[Start GIVEN DATA]

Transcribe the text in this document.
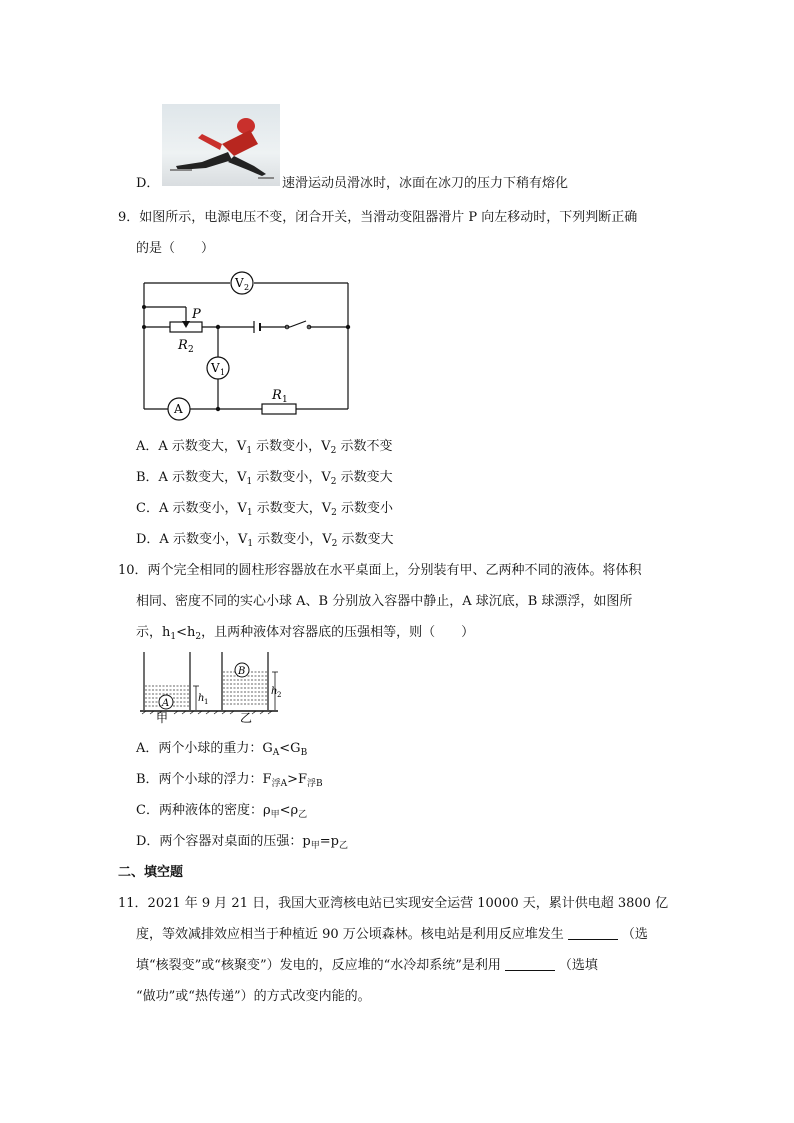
D．	速滑运动员滑冰时，冰面在冰刀的压力下稍有熔化
9．如图所示，电源电压不变，闭合开关，当滑动变阻器滑片 P 向左移动时，下列判断正确
的是（　　）
V 2
V 1
A
P
R 2
R 1
A．A 示数变大，$V_1$ 示数变小，$V_2$ 示数不变
B．A 示数变大，$V_1$ 示数变小，$V_2$ 示数变大
C．A 示数变小，$V_1$ 示数变大，$V_2$ 示数变小
D．A 示数变小，$V_1$ 示数变小，$V_2$ 示数变大
10．两个完全相同的圆柱形容器放在水平桌面上，分别装有甲、乙两种不同的液体。将体积
相同、密度不同的实心小球 A、B 分别放入容器中静止，A 球沉底，B 球漂浮，如图所
示，$h_1<h_2$，且两种液体对容器底的压强相等，则（　　）
A	h 1
B
h 2
甲	乙
A．两个小球的重力：$G_A<G_B$
B．两个小球的浮力：$F_{浮A}>F_{浮B}$
C．两种液体的密度：$\rho_甲<\rho_乙$
D．两个容器对桌面的压强：$p_甲=p_乙$
二、填空题
11．2021 年 9 月 21 日，我国大亚湾核电站已实现安全运营 10000 天，累计供电超 3800 亿
度，等效减排效应相当于种植近 90 万公顷森林。核电站是利用反应堆发生	（选
填“核裂变”或“核聚变”）发电的，反应堆的“水冷却系统”是利用	（选填
“做功”或“热传递”）的方式改变内能的。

[End GIVEN DATA]

Retype the whole listing exactly and leave the pictures out.

CORRECT OUTPUT –
Transcribe the text in this document.
D．	速滑运动员滑冰时，冰面在冰刀的压力下稍有熔化
9．如图所示，电源电压不变，闭合开关，当滑动变阻器滑片 P 向左移动时，下列判断正确
的是（　　）
V 2
V 1
A
P
R 2
R 1
A．A 示数变大，$V_1$ 示数变小，$V_2$ 示数不变
B．A 示数变大，$V_1$ 示数变小，$V_2$ 示数变大
C．A 示数变小，$V_1$ 示数变大，$V_2$ 示数变小
D．A 示数变小，$V_1$ 示数变小，$V_2$ 示数变大
10．两个完全相同的圆柱形容器放在水平桌面上，分别装有甲、乙两种不同的液体。将体积
相同、密度不同的实心小球 A、B 分别放入容器中静止，A 球沉底，B 球漂浮，如图所
示，$h_1<h_2$，且两种液体对容器底的压强相等，则（　　）
A	h 1
B
h 2
甲	乙
A．两个小球的重力：$G_A<G_B$
B．两个小球的浮力：$F_{浮A}>F_{浮B}$
C．两种液体的密度：$\rho_甲<\rho_乙$
D．两个容器对桌面的压强：$p_甲=p_乙$
二、填空题
11．2021 年 9 月 21 日，我国大亚湾核电站已实现安全运营 10000 天，累计供电超 3800 亿
度，等效减排效应相当于种植近 90 万公顷森林。核电站是利用反应堆发生	（选
填“核裂变”或“核聚变”）发电的，反应堆的“水冷却系统”是利用	（选填
“做功”或“热传递”）的方式改变内能的。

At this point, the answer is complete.